= EXERCISE INSTRUCTIONS =
Please give the listing again, word for word, with nothing left out.

= ENTRIES PROVIDED =

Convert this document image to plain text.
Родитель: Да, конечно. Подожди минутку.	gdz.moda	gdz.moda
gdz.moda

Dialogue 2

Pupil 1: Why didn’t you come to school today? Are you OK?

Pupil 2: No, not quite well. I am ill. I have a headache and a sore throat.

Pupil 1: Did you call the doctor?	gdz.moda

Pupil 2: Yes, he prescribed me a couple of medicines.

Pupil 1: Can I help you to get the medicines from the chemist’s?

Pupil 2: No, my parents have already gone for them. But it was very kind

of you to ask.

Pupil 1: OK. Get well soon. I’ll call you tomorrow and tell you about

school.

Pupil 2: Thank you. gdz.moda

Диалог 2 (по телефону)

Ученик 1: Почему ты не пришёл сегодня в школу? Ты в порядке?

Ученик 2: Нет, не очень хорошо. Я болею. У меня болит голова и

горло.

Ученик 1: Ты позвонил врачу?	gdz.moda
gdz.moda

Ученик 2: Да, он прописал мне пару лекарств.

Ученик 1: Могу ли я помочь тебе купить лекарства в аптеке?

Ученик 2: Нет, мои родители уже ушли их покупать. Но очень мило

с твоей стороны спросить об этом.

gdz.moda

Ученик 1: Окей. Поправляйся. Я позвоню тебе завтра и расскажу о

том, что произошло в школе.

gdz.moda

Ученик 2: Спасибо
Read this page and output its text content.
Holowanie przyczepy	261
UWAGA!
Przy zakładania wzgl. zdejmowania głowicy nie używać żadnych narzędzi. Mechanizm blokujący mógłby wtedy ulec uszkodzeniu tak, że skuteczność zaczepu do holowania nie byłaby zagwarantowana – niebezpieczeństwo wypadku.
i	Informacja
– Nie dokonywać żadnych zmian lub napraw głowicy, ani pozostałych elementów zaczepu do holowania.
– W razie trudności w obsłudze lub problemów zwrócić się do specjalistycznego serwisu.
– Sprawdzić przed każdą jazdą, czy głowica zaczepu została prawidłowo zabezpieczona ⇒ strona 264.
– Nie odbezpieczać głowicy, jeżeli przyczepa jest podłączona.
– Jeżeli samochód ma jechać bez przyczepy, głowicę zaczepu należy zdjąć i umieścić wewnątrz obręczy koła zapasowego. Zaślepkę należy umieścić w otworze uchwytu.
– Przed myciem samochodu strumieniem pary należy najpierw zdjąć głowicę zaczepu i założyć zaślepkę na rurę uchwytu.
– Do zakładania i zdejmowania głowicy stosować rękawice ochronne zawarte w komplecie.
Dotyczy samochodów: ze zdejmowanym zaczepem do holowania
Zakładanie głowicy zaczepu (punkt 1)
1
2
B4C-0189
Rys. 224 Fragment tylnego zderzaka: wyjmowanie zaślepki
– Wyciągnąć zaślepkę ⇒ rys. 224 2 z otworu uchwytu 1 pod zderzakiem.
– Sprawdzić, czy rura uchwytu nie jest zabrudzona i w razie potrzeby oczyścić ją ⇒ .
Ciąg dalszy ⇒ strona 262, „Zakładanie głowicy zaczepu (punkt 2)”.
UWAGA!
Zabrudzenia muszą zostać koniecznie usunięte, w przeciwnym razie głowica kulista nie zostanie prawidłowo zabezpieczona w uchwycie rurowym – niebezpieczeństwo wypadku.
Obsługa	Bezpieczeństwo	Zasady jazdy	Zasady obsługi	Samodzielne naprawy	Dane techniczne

= WRITTEN SOLUTION =
Convert this document image to plain text.
Родитель: Да, конечно. Подожди минутку.	gdz.moda	gdz.moda
gdz.moda

Dialogue 2

Pupil 1: Why didn’t you come to school today? Are you OK?

Pupil 2: No, not quite well. I am ill. I have a headache and a sore throat.

Pupil 1: Did you call the doctor?	gdz.moda

Pupil 2: Yes, he prescribed me a couple of medicines.

Pupil 1: Can I help you to get the medicines from the chemist’s?

Pupil 2: No, my parents have already gone for them. But it was very kind

of you to ask.

Pupil 1: OK. Get well soon. I’ll call you tomorrow and tell you about

school.

Pupil 2: Thank you. gdz.moda

Диалог 2 (по телефону)

Ученик 1: Почему ты не пришёл сегодня в школу? Ты в порядке?

Ученик 2: Нет, не очень хорошо. Я болею. У меня болит голова и

горло.

Ученик 1: Ты позвонил врачу?	gdz.moda
gdz.moda

Ученик 2: Да, он прописал мне пару лекарств.

Ученик 1: Могу ли я помочь тебе купить лекарства в аптеке?

Ученик 2: Нет, мои родители уже ушли их покупать. Но очень мило

с твоей стороны спросить об этом.

gdz.moda

Ученик 1: Окей. Поправляйся. Я позвоню тебе завтра и расскажу о

том, что произошло в школе.

gdz.moda

Ученик 2: Спасибо
Read this page and output its text content.
Holowanie przyczepy	261
UWAGA!
Przy zakładania wzgl. zdejmowania głowicy nie używać żadnych narzędzi. Mechanizm blokujący mógłby wtedy ulec uszkodzeniu tak, że skuteczność zaczepu do holowania nie byłaby zagwarantowana – niebezpieczeństwo wypadku.
i	Informacja
– Nie dokonywać żadnych zmian lub napraw głowicy, ani pozostałych elementów zaczepu do holowania.
– W razie trudności w obsłudze lub problemów zwrócić się do specjalistycznego serwisu.
– Sprawdzić przed każdą jazdą, czy głowica zaczepu została prawidłowo zabezpieczona ⇒ strona 264.
– Nie odbezpieczać głowicy, jeżeli przyczepa jest podłączona.
– Jeżeli samochód ma jechać bez przyczepy, głowicę zaczepu należy zdjąć i umieścić wewnątrz obręczy koła zapasowego. Zaślepkę należy umieścić w otworze uchwytu.
– Przed myciem samochodu strumieniem pary należy najpierw zdjąć głowicę zaczepu i założyć zaślepkę na rurę uchwytu.
– Do zakładania i zdejmowania głowicy stosować rękawice ochronne zawarte w komplecie.
Dotyczy samochodów: ze zdejmowanym zaczepem do holowania
Zakładanie głowicy zaczepu (punkt 1)
1
2
B4C-0189
Rys. 224 Fragment tylnego zderzaka: wyjmowanie zaślepki
– Wyciągnąć zaślepkę ⇒ rys. 224 2 z otworu uchwytu 1 pod zderzakiem.
– Sprawdzić, czy rura uchwytu nie jest zabrudzona i w razie potrzeby oczyścić ją ⇒ .
Ciąg dalszy ⇒ strona 262, „Zakładanie głowicy zaczepu (punkt 2)”.
UWAGA!
Zabrudzenia muszą zostać koniecznie usunięte, w przeciwnym razie głowica kulista nie zostanie prawidłowo zabezpieczona w uchwycie rurowym – niebezpieczeństwo wypadku.
Obsługa	Bezpieczeństwo	Zasady jazdy	Zasady obsługi	Samodzielne naprawy	Dane techniczne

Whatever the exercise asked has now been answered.